Items from a figure collection
* begin *

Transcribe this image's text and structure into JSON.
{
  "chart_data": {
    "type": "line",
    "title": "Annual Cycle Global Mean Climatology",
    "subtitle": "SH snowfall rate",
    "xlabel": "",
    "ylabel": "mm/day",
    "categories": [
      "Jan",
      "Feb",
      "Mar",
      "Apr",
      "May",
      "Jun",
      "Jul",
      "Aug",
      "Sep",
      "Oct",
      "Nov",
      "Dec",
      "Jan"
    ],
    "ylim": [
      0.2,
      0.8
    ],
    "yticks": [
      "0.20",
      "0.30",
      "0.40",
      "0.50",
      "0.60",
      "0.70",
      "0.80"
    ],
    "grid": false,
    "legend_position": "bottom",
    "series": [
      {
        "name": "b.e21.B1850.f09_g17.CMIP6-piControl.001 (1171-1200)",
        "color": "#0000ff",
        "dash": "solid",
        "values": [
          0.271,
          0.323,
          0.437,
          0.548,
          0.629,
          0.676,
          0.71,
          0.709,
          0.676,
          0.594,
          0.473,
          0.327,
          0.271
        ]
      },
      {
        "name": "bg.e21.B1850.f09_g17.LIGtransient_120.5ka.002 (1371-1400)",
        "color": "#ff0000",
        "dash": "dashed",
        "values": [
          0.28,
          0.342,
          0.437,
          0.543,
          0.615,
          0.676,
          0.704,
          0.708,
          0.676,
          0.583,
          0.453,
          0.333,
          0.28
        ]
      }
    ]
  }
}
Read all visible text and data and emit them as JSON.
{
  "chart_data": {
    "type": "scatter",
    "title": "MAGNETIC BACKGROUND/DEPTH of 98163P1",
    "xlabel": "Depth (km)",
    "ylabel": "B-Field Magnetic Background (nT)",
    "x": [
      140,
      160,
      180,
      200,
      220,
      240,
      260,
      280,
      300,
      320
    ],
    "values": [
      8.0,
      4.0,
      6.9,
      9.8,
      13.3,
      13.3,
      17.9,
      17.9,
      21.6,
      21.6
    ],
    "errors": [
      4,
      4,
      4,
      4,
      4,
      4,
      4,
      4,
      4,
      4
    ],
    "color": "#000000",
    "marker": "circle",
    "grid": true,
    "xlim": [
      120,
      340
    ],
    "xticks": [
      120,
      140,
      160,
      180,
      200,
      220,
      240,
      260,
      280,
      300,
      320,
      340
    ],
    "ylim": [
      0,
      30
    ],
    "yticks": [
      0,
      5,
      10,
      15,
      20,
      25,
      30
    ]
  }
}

* end *

Exercise instructions
Return the line that contains "Read all visible" along with every line after it through the end of the entries, exactly, adding nothing.

Response to the task
Read all visible text and data and emit them as JSON.
{
  "chart_data": {
    "type": "scatter",
    "title": "MAGNETIC BACKGROUND/DEPTH of 98163P1",
    "xlabel": "Depth (km)",
    "ylabel": "B-Field Magnetic Background (nT)",
    "x": [
      140,
      160,
      180,
      200,
      220,
      240,
      260,
      280,
      300,
      320
    ],
    "values": [
      8.0,
      4.0,
      6.9,
      9.8,
      13.3,
      13.3,
      17.9,
      17.9,
      21.6,
      21.6
    ],
    "errors": [
      4,
      4,
      4,
      4,
      4,
      4,
      4,
      4,
      4,
      4
    ],
    "color": "#000000",
    "marker": "circle",
    "grid": true,
    "xlim": [
      120,
      340
    ],
    "xticks": [
      120,
      140,
      160,
      180,
      200,
      220,
      240,
      260,
      280,
      300,
      320,
      340
    ],
    "ylim": [
      0,
      30
    ],
    "yticks": [
      0,
      5,
      10,
      15,
      20,
      25,
      30
    ]
  }
}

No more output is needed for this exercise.